◆ OBJECTIVE ◆
Reproduce each line of the material precisely.

####

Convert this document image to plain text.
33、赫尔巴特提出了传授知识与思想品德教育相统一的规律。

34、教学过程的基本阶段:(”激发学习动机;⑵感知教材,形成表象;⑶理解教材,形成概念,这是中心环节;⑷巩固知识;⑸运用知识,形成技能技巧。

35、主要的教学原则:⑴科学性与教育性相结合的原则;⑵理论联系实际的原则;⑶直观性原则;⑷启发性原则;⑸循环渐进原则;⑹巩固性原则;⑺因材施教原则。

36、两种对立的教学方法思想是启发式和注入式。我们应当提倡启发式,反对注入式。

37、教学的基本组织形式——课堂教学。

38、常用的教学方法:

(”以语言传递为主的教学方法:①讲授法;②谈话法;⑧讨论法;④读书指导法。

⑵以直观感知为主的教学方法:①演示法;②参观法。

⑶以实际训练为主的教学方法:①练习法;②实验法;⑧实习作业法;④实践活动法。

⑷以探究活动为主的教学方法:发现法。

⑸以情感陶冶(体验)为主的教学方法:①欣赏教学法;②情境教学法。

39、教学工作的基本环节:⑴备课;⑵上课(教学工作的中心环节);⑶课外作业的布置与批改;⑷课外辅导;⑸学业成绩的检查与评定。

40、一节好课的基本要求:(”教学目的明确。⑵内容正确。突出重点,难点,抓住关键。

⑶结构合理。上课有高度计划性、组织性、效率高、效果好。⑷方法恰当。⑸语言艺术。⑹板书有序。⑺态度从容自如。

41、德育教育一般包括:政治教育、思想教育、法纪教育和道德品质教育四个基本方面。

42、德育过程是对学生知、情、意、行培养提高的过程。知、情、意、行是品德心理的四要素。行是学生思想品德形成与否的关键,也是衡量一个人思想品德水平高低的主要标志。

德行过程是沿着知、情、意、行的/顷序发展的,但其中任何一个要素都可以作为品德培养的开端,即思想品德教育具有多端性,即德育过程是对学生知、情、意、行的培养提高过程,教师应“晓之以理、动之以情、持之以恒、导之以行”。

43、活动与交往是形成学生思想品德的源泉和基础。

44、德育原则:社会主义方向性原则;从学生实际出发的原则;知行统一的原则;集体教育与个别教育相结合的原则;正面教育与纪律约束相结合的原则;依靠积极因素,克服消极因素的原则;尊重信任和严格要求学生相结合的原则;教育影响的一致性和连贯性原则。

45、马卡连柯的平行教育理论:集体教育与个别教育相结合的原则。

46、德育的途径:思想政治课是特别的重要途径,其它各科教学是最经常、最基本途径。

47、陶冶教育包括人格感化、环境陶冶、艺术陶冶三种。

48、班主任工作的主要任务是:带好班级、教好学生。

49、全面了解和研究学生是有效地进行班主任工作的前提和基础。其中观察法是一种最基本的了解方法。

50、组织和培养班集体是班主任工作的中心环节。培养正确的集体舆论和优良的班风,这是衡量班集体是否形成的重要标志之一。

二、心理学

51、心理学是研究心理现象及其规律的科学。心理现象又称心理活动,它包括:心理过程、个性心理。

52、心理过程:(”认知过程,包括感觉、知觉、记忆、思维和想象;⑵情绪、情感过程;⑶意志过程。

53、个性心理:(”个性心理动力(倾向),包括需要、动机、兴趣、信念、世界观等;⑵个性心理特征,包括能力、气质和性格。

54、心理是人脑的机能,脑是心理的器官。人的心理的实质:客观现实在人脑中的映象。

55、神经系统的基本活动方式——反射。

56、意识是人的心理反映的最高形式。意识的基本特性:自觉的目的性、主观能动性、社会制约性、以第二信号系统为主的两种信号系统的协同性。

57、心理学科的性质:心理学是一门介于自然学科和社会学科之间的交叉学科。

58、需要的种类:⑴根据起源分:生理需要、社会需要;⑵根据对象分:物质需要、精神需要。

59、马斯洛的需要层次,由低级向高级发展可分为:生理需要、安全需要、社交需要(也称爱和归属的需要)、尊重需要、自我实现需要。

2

####

◆ EXERCISE RESULT ◆
Convert this document image to plain text.
33、赫尔巴特提出了传授知识与思想品德教育相统一的规律。

34、教学过程的基本阶段:(”激发学习动机;⑵感知教材,形成表象;⑶理解教材,形成概念,这是中心环节;⑷巩固知识;⑸运用知识,形成技能技巧。

35、主要的教学原则:⑴科学性与教育性相结合的原则;⑵理论联系实际的原则;⑶直观性原则;⑷启发性原则;⑸循环渐进原则;⑹巩固性原则;⑺因材施教原则。

36、两种对立的教学方法思想是启发式和注入式。我们应当提倡启发式,反对注入式。

37、教学的基本组织形式——课堂教学。

38、常用的教学方法:

(”以语言传递为主的教学方法:①讲授法;②谈话法;⑧讨论法;④读书指导法。

⑵以直观感知为主的教学方法:①演示法;②参观法。

⑶以实际训练为主的教学方法:①练习法;②实验法;⑧实习作业法;④实践活动法。

⑷以探究活动为主的教学方法:发现法。

⑸以情感陶冶(体验)为主的教学方法:①欣赏教学法;②情境教学法。

39、教学工作的基本环节:⑴备课;⑵上课(教学工作的中心环节);⑶课外作业的布置与批改;⑷课外辅导;⑸学业成绩的检查与评定。

40、一节好课的基本要求:(”教学目的明确。⑵内容正确。突出重点,难点,抓住关键。

⑶结构合理。上课有高度计划性、组织性、效率高、效果好。⑷方法恰当。⑸语言艺术。⑹板书有序。⑺态度从容自如。

41、德育教育一般包括:政治教育、思想教育、法纪教育和道德品质教育四个基本方面。

42、德育过程是对学生知、情、意、行培养提高的过程。知、情、意、行是品德心理的四要素。行是学生思想品德形成与否的关键,也是衡量一个人思想品德水平高低的主要标志。

德行过程是沿着知、情、意、行的/顷序发展的,但其中任何一个要素都可以作为品德培养的开端,即思想品德教育具有多端性,即德育过程是对学生知、情、意、行的培养提高过程,教师应“晓之以理、动之以情、持之以恒、导之以行”。

43、活动与交往是形成学生思想品德的源泉和基础。

44、德育原则:社会主义方向性原则;从学生实际出发的原则;知行统一的原则;集体教育与个别教育相结合的原则;正面教育与纪律约束相结合的原则;依靠积极因素,克服消极因素的原则;尊重信任和严格要求学生相结合的原则;教育影响的一致性和连贯性原则。

45、马卡连柯的平行教育理论:集体教育与个别教育相结合的原则。

46、德育的途径:思想政治课是特别的重要途径,其它各科教学是最经常、最基本途径。

47、陶冶教育包括人格感化、环境陶冶、艺术陶冶三种。

48、班主任工作的主要任务是:带好班级、教好学生。

49、全面了解和研究学生是有效地进行班主任工作的前提和基础。其中观察法是一种最基本的了解方法。

50、组织和培养班集体是班主任工作的中心环节。培养正确的集体舆论和优良的班风,这是衡量班集体是否形成的重要标志之一。

二、心理学

51、心理学是研究心理现象及其规律的科学。心理现象又称心理活动,它包括:心理过程、个性心理。

52、心理过程:(”认知过程,包括感觉、知觉、记忆、思维和想象;⑵情绪、情感过程;⑶意志过程。

53、个性心理:(”个性心理动力(倾向),包括需要、动机、兴趣、信念、世界观等;⑵个性心理特征,包括能力、气质和性格。

54、心理是人脑的机能,脑是心理的器官。人的心理的实质:客观现实在人脑中的映象。

55、神经系统的基本活动方式——反射。

56、意识是人的心理反映的最高形式。意识的基本特性:自觉的目的性、主观能动性、社会制约性、以第二信号系统为主的两种信号系统的协同性。

57、心理学科的性质:心理学是一门介于自然学科和社会学科之间的交叉学科。

58、需要的种类:⑴根据起源分:生理需要、社会需要;⑵根据对象分:物质需要、精神需要。

59、马斯洛的需要层次,由低级向高级发展可分为:生理需要、安全需要、社交需要(也称爱和归属的需要)、尊重需要、自我实现需要。

2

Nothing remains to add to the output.